== Aim of the task ==
Pictures do not belong in your copy. Repeat all the other data exactly.

┄┄┄┄┄┄

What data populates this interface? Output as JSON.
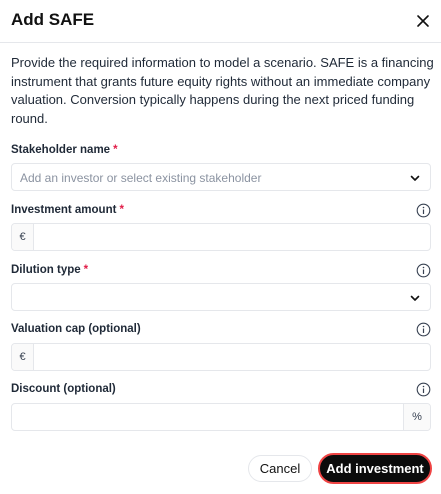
{
  "dialog": {
    "title": "Add SAFE",
    "description": "Provide the required information to model a scenario. SAFE is a financing instrument that grants future equity rights without an immediate company valuation. Conversion typically happens during the next priced funding round."
  },
  "fields": {
    "stakeholder": {
      "label": "Stakeholder name",
      "required_mark": "*",
      "placeholder": "Add an investor or select existing stakeholder"
    },
    "investment": {
      "label": "Investment amount",
      "required_mark": "*",
      "prefix": "€",
      "value": ""
    },
    "dilution": {
      "label": "Dilution type",
      "required_mark": "*",
      "selected": ""
    },
    "valuation_cap": {
      "label": "Valuation cap (optional)",
      "prefix": "€",
      "value": ""
    },
    "discount": {
      "label": "Discount (optional)",
      "suffix": "%",
      "value": ""
    }
  },
  "actions": {
    "cancel_label": "Cancel",
    "submit_label": "Add investment"
  },
  "colors": {
    "required": "#e11d48",
    "primary_button": "#0b0b0b",
    "focus_ring": "#ef4444",
    "border": "#e5e7eb"
  },
  "icons": {
    "close": "close-icon",
    "info": "info-icon",
    "chevron": "chevron-down-icon"
  }
}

┄┄┄┄┄┄

== Worked solution ==
What data populates this interface? Output as JSON.
{
  "dialog": {
    "title": "Add SAFE",
    "description": "Provide the required information to model a scenario. SAFE is a financing instrument that grants future equity rights without an immediate company valuation. Conversion typically happens during the next priced funding round."
  },
  "fields": {
    "stakeholder": {
      "label": "Stakeholder name",
      "required_mark": "*",
      "placeholder": "Add an investor or select existing stakeholder"
    },
    "investment": {
      "label": "Investment amount",
      "required_mark": "*",
      "prefix": "€",
      "value": ""
    },
    "dilution": {
      "label": "Dilution type",
      "required_mark": "*",
      "selected": ""
    },
    "valuation_cap": {
      "label": "Valuation cap (optional)",
      "prefix": "€",
      "value": ""
    },
    "discount": {
      "label": "Discount (optional)",
      "suffix": "%",
      "value": ""
    }
  },
  "actions": {
    "cancel_label": "Cancel",
    "submit_label": "Add investment"
  },
  "colors": {
    "required": "#e11d48",
    "primary_button": "#0b0b0b",
    "focus_ring": "#ef4444",
    "border": "#e5e7eb"
  },
  "icons": {
    "close": "close-icon",
    "info": "info-icon",
    "chevron": "chevron-down-icon"
  }
}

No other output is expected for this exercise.